Aim — Print out the material that follows word for word.

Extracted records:
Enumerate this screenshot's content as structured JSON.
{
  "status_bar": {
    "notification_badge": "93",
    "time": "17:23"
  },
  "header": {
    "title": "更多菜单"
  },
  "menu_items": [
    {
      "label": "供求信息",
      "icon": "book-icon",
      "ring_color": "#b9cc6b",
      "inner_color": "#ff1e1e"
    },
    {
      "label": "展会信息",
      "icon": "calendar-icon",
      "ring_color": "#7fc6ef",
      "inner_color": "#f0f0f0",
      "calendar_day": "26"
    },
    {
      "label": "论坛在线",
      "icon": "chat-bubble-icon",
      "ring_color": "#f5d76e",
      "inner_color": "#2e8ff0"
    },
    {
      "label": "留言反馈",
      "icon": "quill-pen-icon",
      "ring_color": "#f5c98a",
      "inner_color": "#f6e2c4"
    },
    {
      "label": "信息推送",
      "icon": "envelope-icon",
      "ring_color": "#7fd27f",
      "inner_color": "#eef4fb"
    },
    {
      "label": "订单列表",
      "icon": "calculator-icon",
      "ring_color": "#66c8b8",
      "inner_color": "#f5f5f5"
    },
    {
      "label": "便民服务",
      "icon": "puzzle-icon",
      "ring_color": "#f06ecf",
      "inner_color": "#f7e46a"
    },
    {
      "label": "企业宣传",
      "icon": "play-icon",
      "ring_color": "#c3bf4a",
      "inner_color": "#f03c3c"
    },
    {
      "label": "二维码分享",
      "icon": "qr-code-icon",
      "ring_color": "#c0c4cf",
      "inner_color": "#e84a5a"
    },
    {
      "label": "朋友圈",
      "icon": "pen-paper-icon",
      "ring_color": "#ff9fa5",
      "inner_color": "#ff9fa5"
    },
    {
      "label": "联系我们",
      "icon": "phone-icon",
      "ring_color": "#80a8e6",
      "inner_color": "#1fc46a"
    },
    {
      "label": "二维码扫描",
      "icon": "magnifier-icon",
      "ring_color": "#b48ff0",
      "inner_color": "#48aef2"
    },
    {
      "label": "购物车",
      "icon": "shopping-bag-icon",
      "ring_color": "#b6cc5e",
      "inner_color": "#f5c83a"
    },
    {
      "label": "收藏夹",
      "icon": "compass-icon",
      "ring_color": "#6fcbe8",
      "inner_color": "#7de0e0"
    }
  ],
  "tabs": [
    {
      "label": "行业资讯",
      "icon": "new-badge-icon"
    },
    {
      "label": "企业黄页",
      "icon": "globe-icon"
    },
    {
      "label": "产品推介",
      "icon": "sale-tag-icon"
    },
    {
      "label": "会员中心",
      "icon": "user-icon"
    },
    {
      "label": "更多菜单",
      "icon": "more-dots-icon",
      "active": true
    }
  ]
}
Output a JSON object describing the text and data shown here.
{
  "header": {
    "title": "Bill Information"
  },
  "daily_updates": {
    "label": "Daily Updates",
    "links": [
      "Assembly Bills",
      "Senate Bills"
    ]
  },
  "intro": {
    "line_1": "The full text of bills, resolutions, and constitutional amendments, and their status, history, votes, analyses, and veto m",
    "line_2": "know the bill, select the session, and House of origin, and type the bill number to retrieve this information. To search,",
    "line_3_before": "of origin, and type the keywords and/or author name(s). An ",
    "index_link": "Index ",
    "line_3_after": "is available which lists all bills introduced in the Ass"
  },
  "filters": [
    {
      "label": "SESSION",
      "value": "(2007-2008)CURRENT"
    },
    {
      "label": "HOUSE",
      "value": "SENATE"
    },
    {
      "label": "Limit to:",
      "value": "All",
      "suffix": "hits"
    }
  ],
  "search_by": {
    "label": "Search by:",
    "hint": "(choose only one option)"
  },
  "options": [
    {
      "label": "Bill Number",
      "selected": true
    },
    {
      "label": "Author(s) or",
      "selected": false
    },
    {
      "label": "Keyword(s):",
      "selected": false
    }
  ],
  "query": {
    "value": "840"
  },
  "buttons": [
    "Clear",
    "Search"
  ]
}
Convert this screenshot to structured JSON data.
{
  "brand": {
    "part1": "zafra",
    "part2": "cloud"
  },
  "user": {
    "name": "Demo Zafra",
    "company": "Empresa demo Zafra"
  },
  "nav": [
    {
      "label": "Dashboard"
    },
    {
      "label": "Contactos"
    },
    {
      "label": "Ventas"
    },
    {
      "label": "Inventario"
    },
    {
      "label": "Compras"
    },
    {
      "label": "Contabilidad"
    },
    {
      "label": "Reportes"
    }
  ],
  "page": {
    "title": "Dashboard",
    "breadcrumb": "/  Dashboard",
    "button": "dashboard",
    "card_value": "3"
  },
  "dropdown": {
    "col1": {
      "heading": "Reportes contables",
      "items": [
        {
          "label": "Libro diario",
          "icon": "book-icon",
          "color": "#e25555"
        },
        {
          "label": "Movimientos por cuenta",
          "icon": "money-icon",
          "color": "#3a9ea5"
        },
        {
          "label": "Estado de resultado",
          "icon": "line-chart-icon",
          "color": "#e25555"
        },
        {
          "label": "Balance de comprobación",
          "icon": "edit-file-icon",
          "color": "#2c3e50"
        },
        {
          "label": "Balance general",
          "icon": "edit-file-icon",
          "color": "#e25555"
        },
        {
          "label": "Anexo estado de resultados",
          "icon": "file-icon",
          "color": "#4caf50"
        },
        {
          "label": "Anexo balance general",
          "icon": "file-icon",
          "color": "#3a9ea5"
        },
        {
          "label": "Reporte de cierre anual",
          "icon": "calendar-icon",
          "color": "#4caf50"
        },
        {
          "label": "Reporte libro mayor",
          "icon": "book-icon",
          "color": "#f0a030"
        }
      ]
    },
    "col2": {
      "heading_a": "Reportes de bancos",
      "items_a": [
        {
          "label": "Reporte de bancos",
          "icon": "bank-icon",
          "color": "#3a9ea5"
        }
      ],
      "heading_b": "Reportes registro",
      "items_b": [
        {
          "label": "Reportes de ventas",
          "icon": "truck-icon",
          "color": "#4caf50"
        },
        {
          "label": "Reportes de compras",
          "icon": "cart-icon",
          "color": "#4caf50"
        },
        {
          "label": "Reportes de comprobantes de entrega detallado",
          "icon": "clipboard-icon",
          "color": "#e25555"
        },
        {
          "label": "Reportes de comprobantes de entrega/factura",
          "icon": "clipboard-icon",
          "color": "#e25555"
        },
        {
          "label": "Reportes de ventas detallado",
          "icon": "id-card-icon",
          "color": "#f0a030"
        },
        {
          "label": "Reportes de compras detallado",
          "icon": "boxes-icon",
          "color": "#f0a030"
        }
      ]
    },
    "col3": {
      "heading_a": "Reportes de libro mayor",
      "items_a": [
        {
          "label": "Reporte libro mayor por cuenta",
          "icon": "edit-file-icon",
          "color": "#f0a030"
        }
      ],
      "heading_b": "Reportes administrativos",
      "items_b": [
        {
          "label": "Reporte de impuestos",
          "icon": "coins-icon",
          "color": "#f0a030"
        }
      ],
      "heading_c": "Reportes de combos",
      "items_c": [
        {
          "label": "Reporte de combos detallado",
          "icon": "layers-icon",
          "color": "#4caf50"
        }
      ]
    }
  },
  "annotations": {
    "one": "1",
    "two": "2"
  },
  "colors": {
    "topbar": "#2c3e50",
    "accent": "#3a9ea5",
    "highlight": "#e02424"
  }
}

Exercise response —
Enumerate this screenshot's content as structured JSON.
{
  "status_bar": {
    "notification_badge": "93",
    "time": "17:23"
  },
  "header": {
    "title": "更多菜单"
  },
  "menu_items": [
    {
      "label": "供求信息",
      "icon": "book-icon",
      "ring_color": "#b9cc6b",
      "inner_color": "#ff1e1e"
    },
    {
      "label": "展会信息",
      "icon": "calendar-icon",
      "ring_color": "#7fc6ef",
      "inner_color": "#f0f0f0",
      "calendar_day": "26"
    },
    {
      "label": "论坛在线",
      "icon": "chat-bubble-icon",
      "ring_color": "#f5d76e",
      "inner_color": "#2e8ff0"
    },
    {
      "label": "留言反馈",
      "icon": "quill-pen-icon",
      "ring_color": "#f5c98a",
      "inner_color": "#f6e2c4"
    },
    {
      "label": "信息推送",
      "icon": "envelope-icon",
      "ring_color": "#7fd27f",
      "inner_color": "#eef4fb"
    },
    {
      "label": "订单列表",
      "icon": "calculator-icon",
      "ring_color": "#66c8b8",
      "inner_color": "#f5f5f5"
    },
    {
      "label": "便民服务",
      "icon": "puzzle-icon",
      "ring_color": "#f06ecf",
      "inner_color": "#f7e46a"
    },
    {
      "label": "企业宣传",
      "icon": "play-icon",
      "ring_color": "#c3bf4a",
      "inner_color": "#f03c3c"
    },
    {
      "label": "二维码分享",
      "icon": "qr-code-icon",
      "ring_color": "#c0c4cf",
      "inner_color": "#e84a5a"
    },
    {
      "label": "朋友圈",
      "icon": "pen-paper-icon",
      "ring_color": "#ff9fa5",
      "inner_color": "#ff9fa5"
    },
    {
      "label": "联系我们",
      "icon": "phone-icon",
      "ring_color": "#80a8e6",
      "inner_color": "#1fc46a"
    },
    {
      "label": "二维码扫描",
      "icon": "magnifier-icon",
      "ring_color": "#b48ff0",
      "inner_color": "#48aef2"
    },
    {
      "label": "购物车",
      "icon": "shopping-bag-icon",
      "ring_color": "#b6cc5e",
      "inner_color": "#f5c83a"
    },
    {
      "label": "收藏夹",
      "icon": "compass-icon",
      "ring_color": "#6fcbe8",
      "inner_color": "#7de0e0"
    }
  ],
  "tabs": [
    {
      "label": "行业资讯",
      "icon": "new-badge-icon"
    },
    {
      "label": "企业黄页",
      "icon": "globe-icon"
    },
    {
      "label": "产品推介",
      "icon": "sale-tag-icon"
    },
    {
      "label": "会员中心",
      "icon": "user-icon"
    },
    {
      "label": "更多菜单",
      "icon": "more-dots-icon",
      "active": true
    }
  ]
}
Output a JSON object describing the text and data shown here.
{
  "header": {
    "title": "Bill Information"
  },
  "daily_updates": {
    "label": "Daily Updates",
    "links": [
      "Assembly Bills",
      "Senate Bills"
    ]
  },
  "intro": {
    "line_1": "The full text of bills, resolutions, and constitutional amendments, and their status, history, votes, analyses, and veto m",
    "line_2": "know the bill, select the session, and House of origin, and type the bill number to retrieve this information. To search,",
    "line_3_before": "of origin, and type the keywords and/or author name(s). An ",
    "index_link": "Index ",
    "line_3_after": "is available which lists all bills introduced in the Ass"
  },
  "filters": [
    {
      "label": "SESSION",
      "value": "(2007-2008)CURRENT"
    },
    {
      "label": "HOUSE",
      "value": "SENATE"
    },
    {
      "label": "Limit to:",
      "value": "All",
      "suffix": "hits"
    }
  ],
  "search_by": {
    "label": "Search by:",
    "hint": "(choose only one option)"
  },
  "options": [
    {
      "label": "Bill Number",
      "selected": true
    },
    {
      "label": "Author(s) or",
      "selected": false
    },
    {
      "label": "Keyword(s):",
      "selected": false
    }
  ],
  "query": {
    "value": "840"
  },
  "buttons": [
    "Clear",
    "Search"
  ]
}
Convert this screenshot to structured JSON data.
{
  "brand": {
    "part1": "zafra",
    "part2": "cloud"
  },
  "user": {
    "name": "Demo Zafra",
    "company": "Empresa demo Zafra"
  },
  "nav": [
    {
      "label": "Dashboard"
    },
    {
      "label": "Contactos"
    },
    {
      "label": "Ventas"
    },
    {
      "label": "Inventario"
    },
    {
      "label": "Compras"
    },
    {
      "label": "Contabilidad"
    },
    {
      "label": "Reportes"
    }
  ],
  "page": {
    "title": "Dashboard",
    "breadcrumb": "/  Dashboard",
    "button": "dashboard",
    "card_value": "3"
  },
  "dropdown": {
    "col1": {
      "heading": "Reportes contables",
      "items": [
        {
          "label": "Libro diario",
          "icon": "book-icon",
          "color": "#e25555"
        },
        {
          "label": "Movimientos por cuenta",
          "icon": "money-icon",
          "color": "#3a9ea5"
        },
        {
          "label": "Estado de resultado",
          "icon": "line-chart-icon",
          "color": "#e25555"
        },
        {
          "label": "Balance de comprobación",
          "icon": "edit-file-icon",
          "color": "#2c3e50"
        },
        {
          "label": "Balance general",
          "icon": "edit-file-icon",
          "color": "#e25555"
        },
        {
          "label": "Anexo estado de resultados",
          "icon": "file-icon",
          "color": "#4caf50"
        },
        {
          "label": "Anexo balance general",
          "icon": "file-icon",
          "color": "#3a9ea5"
        },
        {
          "label": "Reporte de cierre anual",
          "icon": "calendar-icon",
          "color": "#4caf50"
        },
        {
          "label": "Reporte libro mayor",
          "icon": "book-icon",
          "color": "#f0a030"
        }
      ]
    },
    "col2": {
      "heading_a": "Reportes de bancos",
      "items_a": [
        {
          "label": "Reporte de bancos",
          "icon": "bank-icon",
          "color": "#3a9ea5"
        }
      ],
      "heading_b": "Reportes registro",
      "items_b": [
        {
          "label": "Reportes de ventas",
          "icon": "truck-icon",
          "color": "#4caf50"
        },
        {
          "label": "Reportes de compras",
          "icon": "cart-icon",
          "color": "#4caf50"
        },
        {
          "label": "Reportes de comprobantes de entrega detallado",
          "icon": "clipboard-icon",
          "color": "#e25555"
        },
        {
          "label": "Reportes de comprobantes de entrega/factura",
          "icon": "clipboard-icon",
          "color": "#e25555"
        },
        {
          "label": "Reportes de ventas detallado",
          "icon": "id-card-icon",
          "color": "#f0a030"
        },
        {
          "label": "Reportes de compras detallado",
          "icon": "boxes-icon",
          "color": "#f0a030"
        }
      ]
    },
    "col3": {
      "heading_a": "Reportes de libro mayor",
      "items_a": [
        {
          "label": "Reporte libro mayor por cuenta",
          "icon": "edit-file-icon",
          "color": "#f0a030"
        }
      ],
      "heading_b": "Reportes administrativos",
      "items_b": [
        {
          "label": "Reporte de impuestos",
          "icon": "coins-icon",
          "color": "#f0a030"
        }
      ],
      "heading_c": "Reportes de combos",
      "items_c": [
        {
          "label": "Reporte de combos detallado",
          "icon": "layers-icon",
          "color": "#4caf50"
        }
      ]
    }
  },
  "annotations": {
    "one": "1",
    "two": "2"
  },
  "colors": {
    "topbar": "#2c3e50",
    "accent": "#3a9ea5",
    "highlight": "#e02424"
  }
}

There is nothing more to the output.